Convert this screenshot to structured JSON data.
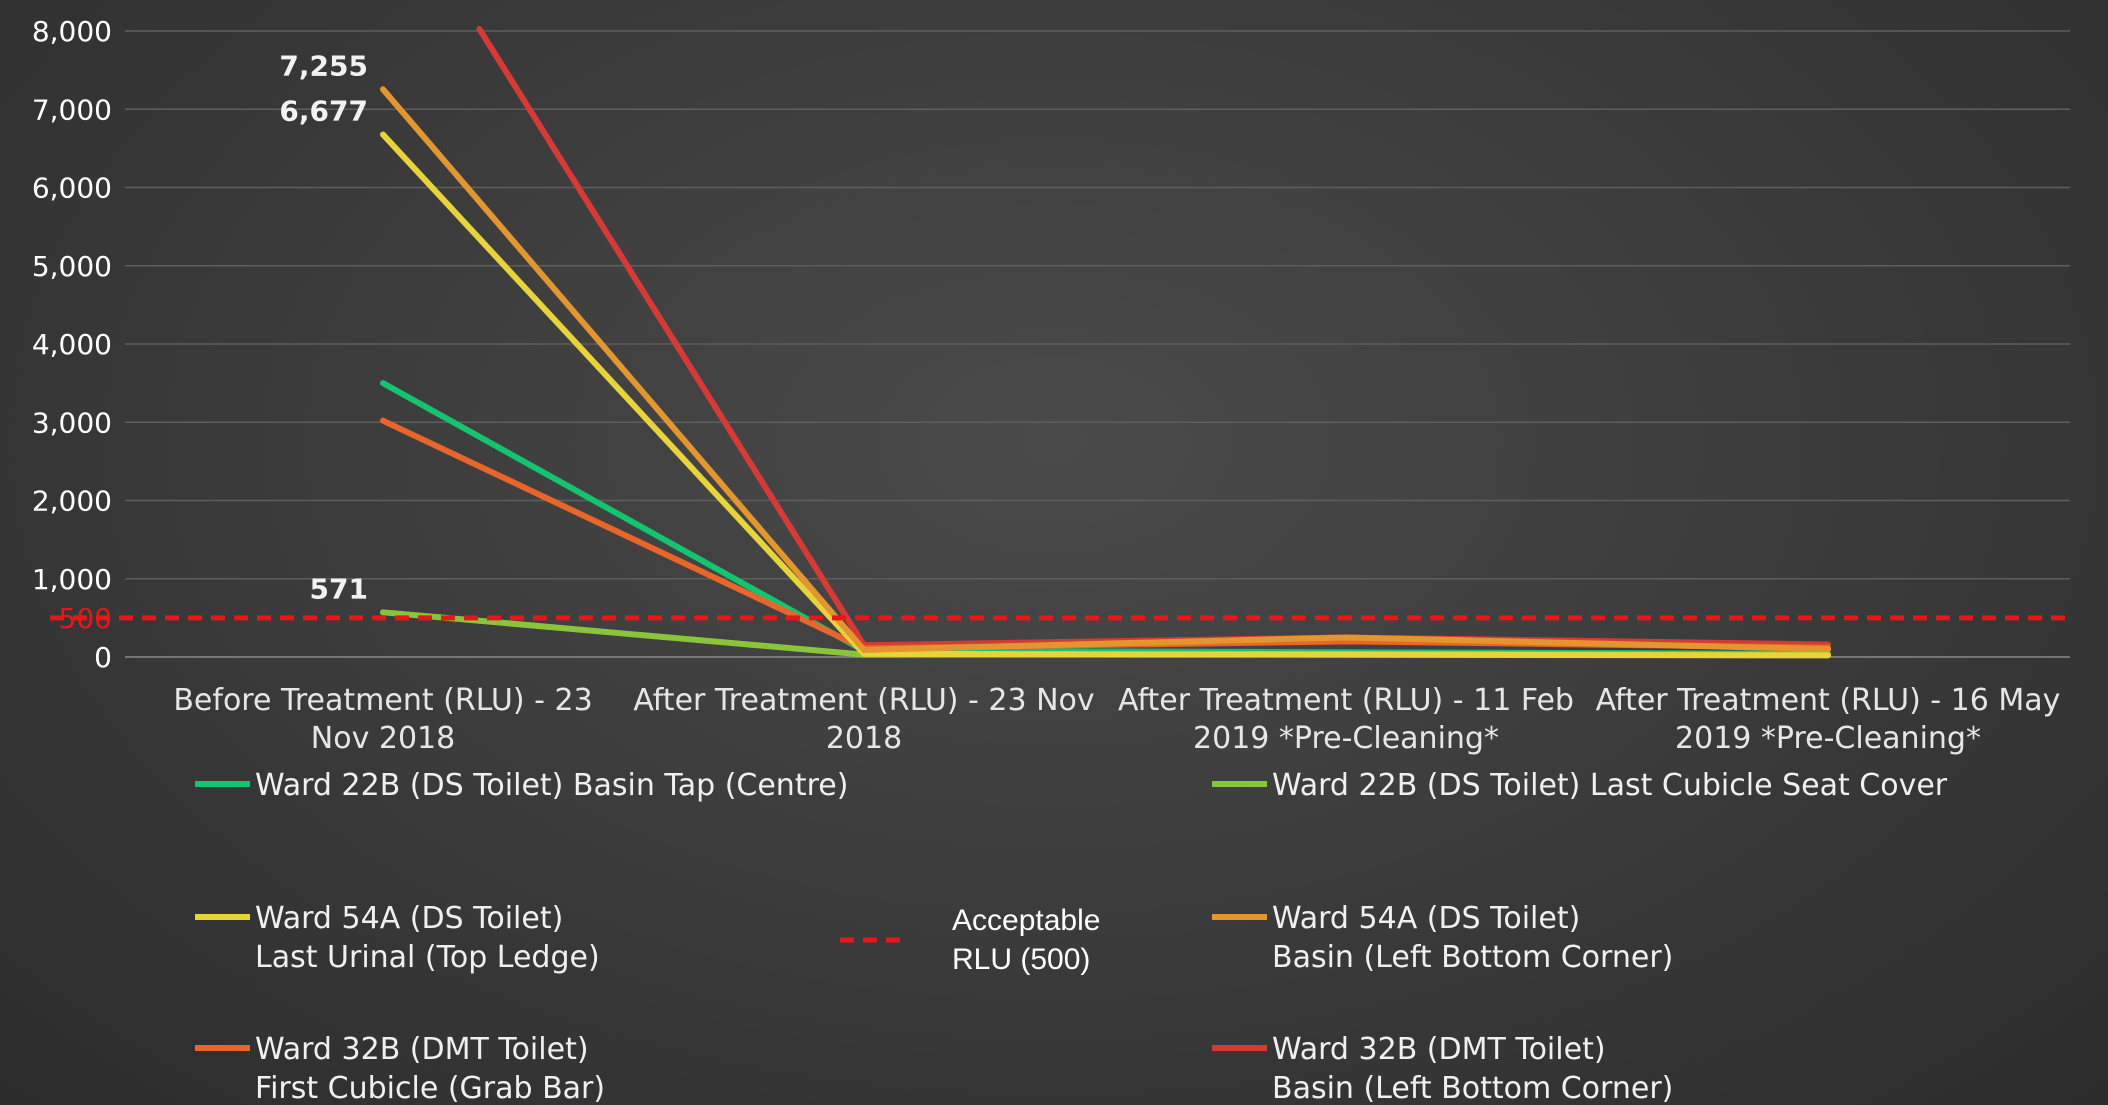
{
  "chart_data": {
    "type": "line",
    "categories": [
      [
        "Before Treatment (RLU)  -  23",
        "Nov 2018"
      ],
      [
        "After Treatment (RLU) - 23 Nov",
        "2018"
      ],
      [
        "After Treatment (RLU) - 11 Feb",
        "2019      *Pre-Cleaning*"
      ],
      [
        "After Treatment (RLU) - 16 May",
        "2019      *Pre-Cleaning*"
      ]
    ],
    "ylim": [
      0,
      8000
    ],
    "yticks": [
      0,
      1000,
      2000,
      3000,
      4000,
      5000,
      6000,
      7000,
      8000
    ],
    "ytick_labels": [
      "0",
      "1,000",
      "2,000",
      "3,000",
      "4,000",
      "5,000",
      "6,000",
      "7,000",
      "8,000"
    ],
    "threshold": {
      "value": 500,
      "label": "500",
      "color": "#e8161b",
      "legend": [
        "Acceptable",
        "RLU (500)"
      ]
    },
    "grid": true,
    "legend_position": "bottom",
    "series": [
      {
        "name": [
          "Ward 22B (DS Toilet) Basin Tap (Centre)"
        ],
        "color": "#14c46e",
        "values": [
          3500,
          80,
          60,
          40
        ]
      },
      {
        "name": [
          "Ward 22B (DS Toilet) Last Cubicle Seat Cover"
        ],
        "color": "#8ac43a",
        "values": [
          571,
          30,
          40,
          30
        ]
      },
      {
        "name": [
          "Ward 54A (DS Toilet)",
          "Last Urinal (Top Ledge)"
        ],
        "color": "#e6d43a",
        "values": [
          6677,
          40,
          30,
          20
        ]
      },
      {
        "name": [
          "Ward 54A (DS Toilet)",
          "Basin (Left Bottom Corner)"
        ],
        "color": "#e3952e",
        "values": [
          7255,
          90,
          250,
          100
        ]
      },
      {
        "name": [
          "Ward 32B (DMT Toilet)",
          "First Cubicle (Grab Bar)"
        ],
        "color": "#e8662a",
        "values": [
          3020,
          110,
          200,
          120
        ]
      },
      {
        "name": [
          "Ward 32B (DMT Toilet)",
          "Basin (Left Bottom Corner)"
        ],
        "color": "#d63a34",
        "values": [
          null,
          150,
          250,
          160
        ],
        "start_value": 10000
      }
    ],
    "data_labels": [
      {
        "series": 3,
        "index": 0,
        "text": "7,255"
      },
      {
        "series": 2,
        "index": 0,
        "text": "6,677"
      },
      {
        "series": 1,
        "index": 0,
        "text": "571"
      }
    ]
  }
}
◇ ◇ ◇ ◇ ◇ ◇ ◇
EXERCISE DIRECTIONS
Repeat the entries exactly. Pictures are excluded from the copy.

EXERCISE SOLUTION
Convert this screenshot to structured JSON data.
{
  "chart_data": {
    "type": "line",
    "categories": [
      [
        "Before Treatment (RLU)  -  23",
        "Nov 2018"
      ],
      [
        "After Treatment (RLU) - 23 Nov",
        "2018"
      ],
      [
        "After Treatment (RLU) - 11 Feb",
        "2019      *Pre-Cleaning*"
      ],
      [
        "After Treatment (RLU) - 16 May",
        "2019      *Pre-Cleaning*"
      ]
    ],
    "ylim": [
      0,
      8000
    ],
    "yticks": [
      0,
      1000,
      2000,
      3000,
      4000,
      5000,
      6000,
      7000,
      8000
    ],
    "ytick_labels": [
      "0",
      "1,000",
      "2,000",
      "3,000",
      "4,000",
      "5,000",
      "6,000",
      "7,000",
      "8,000"
    ],
    "threshold": {
      "value": 500,
      "label": "500",
      "color": "#e8161b",
      "legend": [
        "Acceptable",
        "RLU (500)"
      ]
    },
    "grid": true,
    "legend_position": "bottom",
    "series": [
      {
        "name": [
          "Ward 22B (DS Toilet) Basin Tap (Centre)"
        ],
        "color": "#14c46e",
        "values": [
          3500,
          80,
          60,
          40
        ]
      },
      {
        "name": [
          "Ward 22B (DS Toilet) Last Cubicle Seat Cover"
        ],
        "color": "#8ac43a",
        "values": [
          571,
          30,
          40,
          30
        ]
      },
      {
        "name": [
          "Ward 54A (DS Toilet)",
          "Last Urinal (Top Ledge)"
        ],
        "color": "#e6d43a",
        "values": [
          6677,
          40,
          30,
          20
        ]
      },
      {
        "name": [
          "Ward 54A (DS Toilet)",
          "Basin (Left Bottom Corner)"
        ],
        "color": "#e3952e",
        "values": [
          7255,
          90,
          250,
          100
        ]
      },
      {
        "name": [
          "Ward 32B (DMT Toilet)",
          "First Cubicle (Grab Bar)"
        ],
        "color": "#e8662a",
        "values": [
          3020,
          110,
          200,
          120
        ]
      },
      {
        "name": [
          "Ward 32B (DMT Toilet)",
          "Basin (Left Bottom Corner)"
        ],
        "color": "#d63a34",
        "values": [
          null,
          150,
          250,
          160
        ],
        "start_value": 10000
      }
    ],
    "data_labels": [
      {
        "series": 3,
        "index": 0,
        "text": "7,255"
      },
      {
        "series": 2,
        "index": 0,
        "text": "6,677"
      },
      {
        "series": 1,
        "index": 0,
        "text": "571"
      }
    ]
  }
}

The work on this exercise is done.